WHAT IS NEEDED: Print the entire listing. Each line must match the original exactly.

GIVEN RECORDS:
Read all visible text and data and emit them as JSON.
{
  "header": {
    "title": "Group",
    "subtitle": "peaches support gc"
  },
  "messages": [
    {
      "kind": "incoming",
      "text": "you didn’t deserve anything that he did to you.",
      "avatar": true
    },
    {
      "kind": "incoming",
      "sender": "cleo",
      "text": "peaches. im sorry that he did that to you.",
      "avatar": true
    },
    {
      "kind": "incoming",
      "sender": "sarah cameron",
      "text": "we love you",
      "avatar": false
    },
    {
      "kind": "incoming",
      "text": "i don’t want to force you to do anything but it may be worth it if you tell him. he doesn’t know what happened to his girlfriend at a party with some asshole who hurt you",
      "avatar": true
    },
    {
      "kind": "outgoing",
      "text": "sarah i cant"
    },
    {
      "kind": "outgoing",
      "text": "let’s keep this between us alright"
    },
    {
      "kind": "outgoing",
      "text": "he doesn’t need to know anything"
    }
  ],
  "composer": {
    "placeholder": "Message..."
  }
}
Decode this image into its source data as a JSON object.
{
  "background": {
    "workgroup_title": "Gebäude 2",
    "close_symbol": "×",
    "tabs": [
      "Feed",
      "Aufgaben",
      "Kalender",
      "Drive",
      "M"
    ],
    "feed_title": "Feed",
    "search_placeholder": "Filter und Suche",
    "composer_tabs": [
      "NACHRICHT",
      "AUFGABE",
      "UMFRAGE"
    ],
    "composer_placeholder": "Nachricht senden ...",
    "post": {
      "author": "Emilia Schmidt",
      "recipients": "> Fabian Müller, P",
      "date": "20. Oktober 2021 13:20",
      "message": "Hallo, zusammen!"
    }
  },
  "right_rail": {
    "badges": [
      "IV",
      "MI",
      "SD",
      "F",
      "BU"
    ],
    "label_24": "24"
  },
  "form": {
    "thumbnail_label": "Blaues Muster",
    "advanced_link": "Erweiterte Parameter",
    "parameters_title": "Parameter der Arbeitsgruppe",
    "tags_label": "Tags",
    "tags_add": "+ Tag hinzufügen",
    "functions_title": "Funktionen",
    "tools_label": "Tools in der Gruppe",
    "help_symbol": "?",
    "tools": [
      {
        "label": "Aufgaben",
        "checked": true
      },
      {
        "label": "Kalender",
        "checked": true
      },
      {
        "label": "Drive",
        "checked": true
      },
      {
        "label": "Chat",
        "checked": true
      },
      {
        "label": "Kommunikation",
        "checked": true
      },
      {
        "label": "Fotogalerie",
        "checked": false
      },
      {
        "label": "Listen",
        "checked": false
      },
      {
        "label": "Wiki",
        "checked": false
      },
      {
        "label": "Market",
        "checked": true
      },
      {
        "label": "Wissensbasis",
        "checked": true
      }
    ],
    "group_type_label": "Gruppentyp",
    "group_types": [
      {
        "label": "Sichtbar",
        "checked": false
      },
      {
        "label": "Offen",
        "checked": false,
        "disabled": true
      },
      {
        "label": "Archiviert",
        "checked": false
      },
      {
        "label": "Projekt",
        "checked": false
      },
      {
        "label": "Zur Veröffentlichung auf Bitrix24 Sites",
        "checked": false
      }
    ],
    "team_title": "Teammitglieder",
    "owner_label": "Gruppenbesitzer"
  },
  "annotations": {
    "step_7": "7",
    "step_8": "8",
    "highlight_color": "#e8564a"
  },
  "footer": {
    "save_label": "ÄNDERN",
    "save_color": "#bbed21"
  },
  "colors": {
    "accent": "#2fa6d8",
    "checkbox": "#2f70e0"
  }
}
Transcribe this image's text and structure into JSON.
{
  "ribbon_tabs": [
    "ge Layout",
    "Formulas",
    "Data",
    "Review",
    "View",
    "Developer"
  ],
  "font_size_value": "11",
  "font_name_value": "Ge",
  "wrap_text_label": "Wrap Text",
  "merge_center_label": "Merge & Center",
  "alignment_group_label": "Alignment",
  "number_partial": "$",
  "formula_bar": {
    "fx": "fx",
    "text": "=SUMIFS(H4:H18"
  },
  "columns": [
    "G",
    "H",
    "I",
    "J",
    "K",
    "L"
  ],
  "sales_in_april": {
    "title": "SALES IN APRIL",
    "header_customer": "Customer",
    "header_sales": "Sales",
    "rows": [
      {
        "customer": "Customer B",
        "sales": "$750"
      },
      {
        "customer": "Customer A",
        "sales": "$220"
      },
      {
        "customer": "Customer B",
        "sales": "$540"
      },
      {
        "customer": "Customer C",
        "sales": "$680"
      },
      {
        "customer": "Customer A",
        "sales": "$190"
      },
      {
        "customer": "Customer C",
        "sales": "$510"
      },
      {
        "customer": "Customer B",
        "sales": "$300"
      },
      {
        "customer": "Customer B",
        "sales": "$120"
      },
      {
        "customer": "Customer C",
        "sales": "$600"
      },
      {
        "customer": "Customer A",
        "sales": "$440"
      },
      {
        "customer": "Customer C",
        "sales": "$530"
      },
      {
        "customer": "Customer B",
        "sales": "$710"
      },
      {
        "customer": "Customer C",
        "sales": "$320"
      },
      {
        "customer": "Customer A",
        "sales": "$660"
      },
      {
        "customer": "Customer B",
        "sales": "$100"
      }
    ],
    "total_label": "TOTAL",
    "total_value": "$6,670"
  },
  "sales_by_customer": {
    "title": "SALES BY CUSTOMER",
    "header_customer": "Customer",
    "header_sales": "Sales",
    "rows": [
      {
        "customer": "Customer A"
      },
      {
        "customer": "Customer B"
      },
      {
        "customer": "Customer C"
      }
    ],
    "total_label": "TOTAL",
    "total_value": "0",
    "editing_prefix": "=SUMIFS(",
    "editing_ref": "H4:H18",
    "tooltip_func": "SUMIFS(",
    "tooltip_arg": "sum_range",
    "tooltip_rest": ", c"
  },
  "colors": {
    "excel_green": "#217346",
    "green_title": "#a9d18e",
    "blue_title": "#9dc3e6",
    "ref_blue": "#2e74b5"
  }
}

TASK SOLUTION:
Read all visible text and data and emit them as JSON.
{
  "header": {
    "title": "Group",
    "subtitle": "peaches support gc"
  },
  "messages": [
    {
      "kind": "incoming",
      "text": "you didn’t deserve anything that he did to you.",
      "avatar": true
    },
    {
      "kind": "incoming",
      "sender": "cleo",
      "text": "peaches. im sorry that he did that to you.",
      "avatar": true
    },
    {
      "kind": "incoming",
      "sender": "sarah cameron",
      "text": "we love you",
      "avatar": false
    },
    {
      "kind": "incoming",
      "text": "i don’t want to force you to do anything but it may be worth it if you tell him. he doesn’t know what happened to his girlfriend at a party with some asshole who hurt you",
      "avatar": true
    },
    {
      "kind": "outgoing",
      "text": "sarah i cant"
    },
    {
      "kind": "outgoing",
      "text": "let’s keep this between us alright"
    },
    {
      "kind": "outgoing",
      "text": "he doesn’t need to know anything"
    }
  ],
  "composer": {
    "placeholder": "Message..."
  }
}
Decode this image into its source data as a JSON object.
{
  "background": {
    "workgroup_title": "Gebäude 2",
    "close_symbol": "×",
    "tabs": [
      "Feed",
      "Aufgaben",
      "Kalender",
      "Drive",
      "M"
    ],
    "feed_title": "Feed",
    "search_placeholder": "Filter und Suche",
    "composer_tabs": [
      "NACHRICHT",
      "AUFGABE",
      "UMFRAGE"
    ],
    "composer_placeholder": "Nachricht senden ...",
    "post": {
      "author": "Emilia Schmidt",
      "recipients": "> Fabian Müller, P",
      "date": "20. Oktober 2021 13:20",
      "message": "Hallo, zusammen!"
    }
  },
  "right_rail": {
    "badges": [
      "IV",
      "MI",
      "SD",
      "F",
      "BU"
    ],
    "label_24": "24"
  },
  "form": {
    "thumbnail_label": "Blaues Muster",
    "advanced_link": "Erweiterte Parameter",
    "parameters_title": "Parameter der Arbeitsgruppe",
    "tags_label": "Tags",
    "tags_add": "+ Tag hinzufügen",
    "functions_title": "Funktionen",
    "tools_label": "Tools in der Gruppe",
    "help_symbol": "?",
    "tools": [
      {
        "label": "Aufgaben",
        "checked": true
      },
      {
        "label": "Kalender",
        "checked": true
      },
      {
        "label": "Drive",
        "checked": true
      },
      {
        "label": "Chat",
        "checked": true
      },
      {
        "label": "Kommunikation",
        "checked": true
      },
      {
        "label": "Fotogalerie",
        "checked": false
      },
      {
        "label": "Listen",
        "checked": false
      },
      {
        "label": "Wiki",
        "checked": false
      },
      {
        "label": "Market",
        "checked": true
      },
      {
        "label": "Wissensbasis",
        "checked": true
      }
    ],
    "group_type_label": "Gruppentyp",
    "group_types": [
      {
        "label": "Sichtbar",
        "checked": false
      },
      {
        "label": "Offen",
        "checked": false,
        "disabled": true
      },
      {
        "label": "Archiviert",
        "checked": false
      },
      {
        "label": "Projekt",
        "checked": false
      },
      {
        "label": "Zur Veröffentlichung auf Bitrix24 Sites",
        "checked": false
      }
    ],
    "team_title": "Teammitglieder",
    "owner_label": "Gruppenbesitzer"
  },
  "annotations": {
    "step_7": "7",
    "step_8": "8",
    "highlight_color": "#e8564a"
  },
  "footer": {
    "save_label": "ÄNDERN",
    "save_color": "#bbed21"
  },
  "colors": {
    "accent": "#2fa6d8",
    "checkbox": "#2f70e0"
  }
}
Transcribe this image's text and structure into JSON.
{
  "ribbon_tabs": [
    "ge Layout",
    "Formulas",
    "Data",
    "Review",
    "View",
    "Developer"
  ],
  "font_size_value": "11",
  "font_name_value": "Ge",
  "wrap_text_label": "Wrap Text",
  "merge_center_label": "Merge & Center",
  "alignment_group_label": "Alignment",
  "number_partial": "$",
  "formula_bar": {
    "fx": "fx",
    "text": "=SUMIFS(H4:H18"
  },
  "columns": [
    "G",
    "H",
    "I",
    "J",
    "K",
    "L"
  ],
  "sales_in_april": {
    "title": "SALES IN APRIL",
    "header_customer": "Customer",
    "header_sales": "Sales",
    "rows": [
      {
        "customer": "Customer B",
        "sales": "$750"
      },
      {
        "customer": "Customer A",
        "sales": "$220"
      },
      {
        "customer": "Customer B",
        "sales": "$540"
      },
      {
        "customer": "Customer C",
        "sales": "$680"
      },
      {
        "customer": "Customer A",
        "sales": "$190"
      },
      {
        "customer": "Customer C",
        "sales": "$510"
      },
      {
        "customer": "Customer B",
        "sales": "$300"
      },
      {
        "customer": "Customer B",
        "sales": "$120"
      },
      {
        "customer": "Customer C",
        "sales": "$600"
      },
      {
        "customer": "Customer A",
        "sales": "$440"
      },
      {
        "customer": "Customer C",
        "sales": "$530"
      },
      {
        "customer": "Customer B",
        "sales": "$710"
      },
      {
        "customer": "Customer C",
        "sales": "$320"
      },
      {
        "customer": "Customer A",
        "sales": "$660"
      },
      {
        "customer": "Customer B",
        "sales": "$100"
      }
    ],
    "total_label": "TOTAL",
    "total_value": "$6,670"
  },
  "sales_by_customer": {
    "title": "SALES BY CUSTOMER",
    "header_customer": "Customer",
    "header_sales": "Sales",
    "rows": [
      {
        "customer": "Customer A"
      },
      {
        "customer": "Customer B"
      },
      {
        "customer": "Customer C"
      }
    ],
    "total_label": "TOTAL",
    "total_value": "0",
    "editing_prefix": "=SUMIFS(",
    "editing_ref": "H4:H18",
    "tooltip_func": "SUMIFS(",
    "tooltip_arg": "sum_range",
    "tooltip_rest": ", c"
  },
  "colors": {
    "excel_green": "#217346",
    "green_title": "#a9d18e",
    "blue_title": "#9dc3e6",
    "ref_blue": "#2e74b5"
  }
}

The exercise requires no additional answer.